PROBLEM DETAILS:
Copy out the items below, unchanged, starting at the line containing "785, 111, 803]" and ending at the line containing "632, 170, 651]".
----- RECORD EXTRACTS
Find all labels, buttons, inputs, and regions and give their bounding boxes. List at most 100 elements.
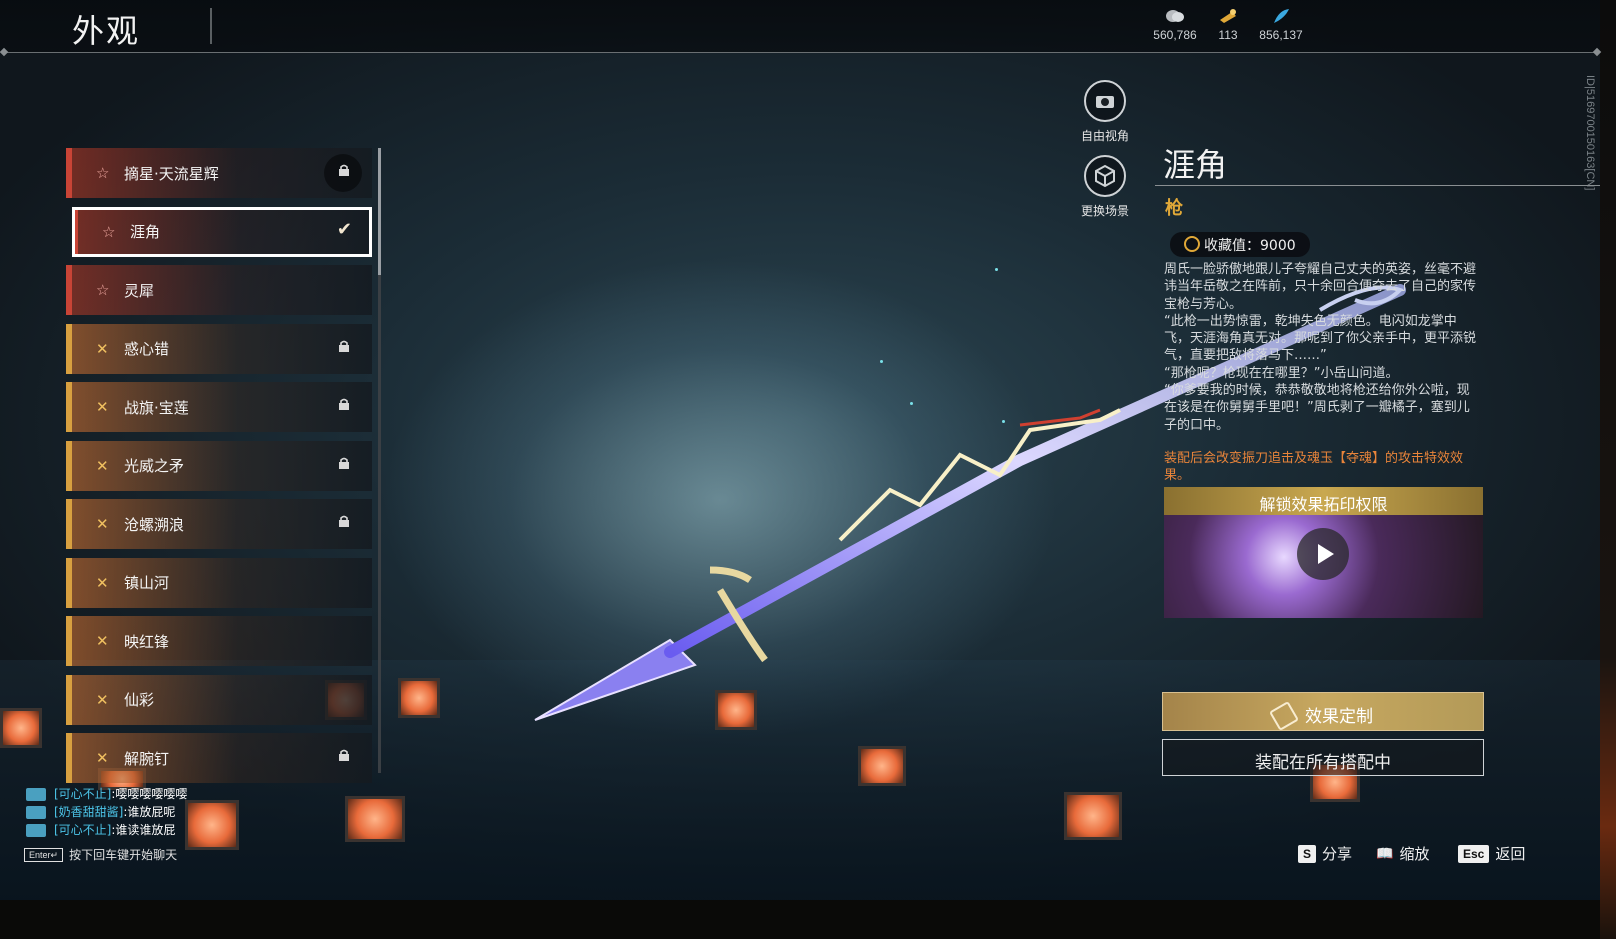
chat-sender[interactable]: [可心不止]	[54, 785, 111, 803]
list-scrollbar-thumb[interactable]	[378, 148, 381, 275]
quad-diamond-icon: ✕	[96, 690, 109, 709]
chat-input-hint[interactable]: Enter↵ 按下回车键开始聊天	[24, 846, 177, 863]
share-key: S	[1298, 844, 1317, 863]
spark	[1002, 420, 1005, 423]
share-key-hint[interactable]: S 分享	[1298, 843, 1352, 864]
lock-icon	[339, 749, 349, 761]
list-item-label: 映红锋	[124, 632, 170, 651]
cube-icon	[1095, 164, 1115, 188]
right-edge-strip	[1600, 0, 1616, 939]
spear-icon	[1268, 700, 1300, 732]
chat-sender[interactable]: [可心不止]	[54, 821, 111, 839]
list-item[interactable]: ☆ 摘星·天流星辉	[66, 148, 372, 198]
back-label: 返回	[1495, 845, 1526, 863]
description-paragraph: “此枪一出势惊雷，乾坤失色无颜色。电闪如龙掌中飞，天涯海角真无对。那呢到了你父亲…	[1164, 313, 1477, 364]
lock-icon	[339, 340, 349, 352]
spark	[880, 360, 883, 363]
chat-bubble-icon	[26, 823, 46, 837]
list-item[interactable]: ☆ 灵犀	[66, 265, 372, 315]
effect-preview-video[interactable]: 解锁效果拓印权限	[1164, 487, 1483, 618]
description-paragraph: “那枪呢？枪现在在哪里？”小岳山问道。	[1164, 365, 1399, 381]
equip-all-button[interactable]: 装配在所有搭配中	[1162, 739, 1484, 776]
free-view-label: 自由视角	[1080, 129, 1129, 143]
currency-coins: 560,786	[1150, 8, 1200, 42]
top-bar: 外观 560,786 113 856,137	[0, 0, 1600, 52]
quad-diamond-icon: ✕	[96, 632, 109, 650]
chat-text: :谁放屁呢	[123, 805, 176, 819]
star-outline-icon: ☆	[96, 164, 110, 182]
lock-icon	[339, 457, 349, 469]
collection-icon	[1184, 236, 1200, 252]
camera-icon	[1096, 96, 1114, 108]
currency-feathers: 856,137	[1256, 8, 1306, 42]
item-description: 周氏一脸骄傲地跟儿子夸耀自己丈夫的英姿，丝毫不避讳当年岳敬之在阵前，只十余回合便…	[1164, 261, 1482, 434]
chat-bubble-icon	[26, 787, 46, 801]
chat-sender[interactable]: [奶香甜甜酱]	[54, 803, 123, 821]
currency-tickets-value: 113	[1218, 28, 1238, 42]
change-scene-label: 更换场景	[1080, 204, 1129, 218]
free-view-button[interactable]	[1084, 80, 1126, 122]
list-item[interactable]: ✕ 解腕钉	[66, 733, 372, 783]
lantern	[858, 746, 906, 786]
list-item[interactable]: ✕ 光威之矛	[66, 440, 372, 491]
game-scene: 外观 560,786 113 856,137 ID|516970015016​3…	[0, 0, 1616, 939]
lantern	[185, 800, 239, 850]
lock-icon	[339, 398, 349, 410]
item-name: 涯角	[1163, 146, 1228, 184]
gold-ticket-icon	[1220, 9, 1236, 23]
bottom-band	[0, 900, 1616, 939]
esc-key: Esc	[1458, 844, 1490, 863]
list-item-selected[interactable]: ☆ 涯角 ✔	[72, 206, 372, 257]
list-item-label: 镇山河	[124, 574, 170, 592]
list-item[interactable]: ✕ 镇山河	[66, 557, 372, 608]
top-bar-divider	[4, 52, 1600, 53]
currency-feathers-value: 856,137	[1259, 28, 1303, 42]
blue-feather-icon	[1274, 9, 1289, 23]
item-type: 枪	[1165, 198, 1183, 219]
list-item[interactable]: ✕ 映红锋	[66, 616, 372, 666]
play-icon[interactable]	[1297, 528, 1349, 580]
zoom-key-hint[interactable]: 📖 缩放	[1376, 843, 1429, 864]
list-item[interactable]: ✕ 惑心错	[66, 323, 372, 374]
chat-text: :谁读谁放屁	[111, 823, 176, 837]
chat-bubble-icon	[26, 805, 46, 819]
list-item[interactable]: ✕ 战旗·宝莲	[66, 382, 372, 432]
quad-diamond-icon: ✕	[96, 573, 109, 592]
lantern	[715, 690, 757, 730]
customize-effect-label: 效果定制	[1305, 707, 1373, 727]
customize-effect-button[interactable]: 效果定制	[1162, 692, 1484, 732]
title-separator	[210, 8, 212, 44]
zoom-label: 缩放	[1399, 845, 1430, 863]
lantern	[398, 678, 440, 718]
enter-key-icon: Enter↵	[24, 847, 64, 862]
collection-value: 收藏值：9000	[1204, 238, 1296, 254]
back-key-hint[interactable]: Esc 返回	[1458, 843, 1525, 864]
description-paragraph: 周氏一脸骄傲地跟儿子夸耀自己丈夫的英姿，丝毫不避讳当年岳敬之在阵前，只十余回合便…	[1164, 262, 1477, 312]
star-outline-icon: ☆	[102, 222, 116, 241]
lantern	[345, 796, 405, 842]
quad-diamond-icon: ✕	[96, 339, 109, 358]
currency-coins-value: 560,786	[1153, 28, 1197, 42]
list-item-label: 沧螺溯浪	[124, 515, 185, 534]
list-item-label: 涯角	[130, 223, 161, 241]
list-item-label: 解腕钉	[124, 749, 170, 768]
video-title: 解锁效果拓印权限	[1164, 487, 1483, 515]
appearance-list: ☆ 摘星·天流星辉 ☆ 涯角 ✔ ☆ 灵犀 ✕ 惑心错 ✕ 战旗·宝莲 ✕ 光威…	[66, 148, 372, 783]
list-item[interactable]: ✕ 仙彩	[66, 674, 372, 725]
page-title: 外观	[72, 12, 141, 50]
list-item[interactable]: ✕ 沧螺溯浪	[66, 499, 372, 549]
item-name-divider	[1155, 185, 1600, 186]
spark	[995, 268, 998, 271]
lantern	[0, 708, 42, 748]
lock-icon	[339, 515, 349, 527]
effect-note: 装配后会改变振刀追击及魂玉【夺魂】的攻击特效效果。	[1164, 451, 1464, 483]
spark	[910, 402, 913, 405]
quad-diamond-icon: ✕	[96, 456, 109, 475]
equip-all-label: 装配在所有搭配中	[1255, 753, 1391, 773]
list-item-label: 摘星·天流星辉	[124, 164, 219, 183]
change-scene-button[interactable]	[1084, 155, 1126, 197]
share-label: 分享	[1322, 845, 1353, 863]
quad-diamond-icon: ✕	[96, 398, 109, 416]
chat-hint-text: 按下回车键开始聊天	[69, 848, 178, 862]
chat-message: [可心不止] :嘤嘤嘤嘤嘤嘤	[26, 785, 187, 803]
----------
THE RESULT:
chat-sender[interactable]: [可心不止]	[54, 785, 111, 803]
list-scrollbar-thumb[interactable]	[378, 148, 381, 275]
quad-diamond-icon: ✕	[96, 690, 109, 709]
chat-input-hint[interactable]: Enter↵ 按下回车键开始聊天	[24, 846, 177, 863]
share-key: S	[1298, 844, 1317, 863]
spark	[1002, 420, 1005, 423]
share-key-hint[interactable]: S 分享	[1298, 843, 1352, 864]
lock-icon	[339, 749, 349, 761]
list-item-label: 映红锋	[124, 632, 170, 651]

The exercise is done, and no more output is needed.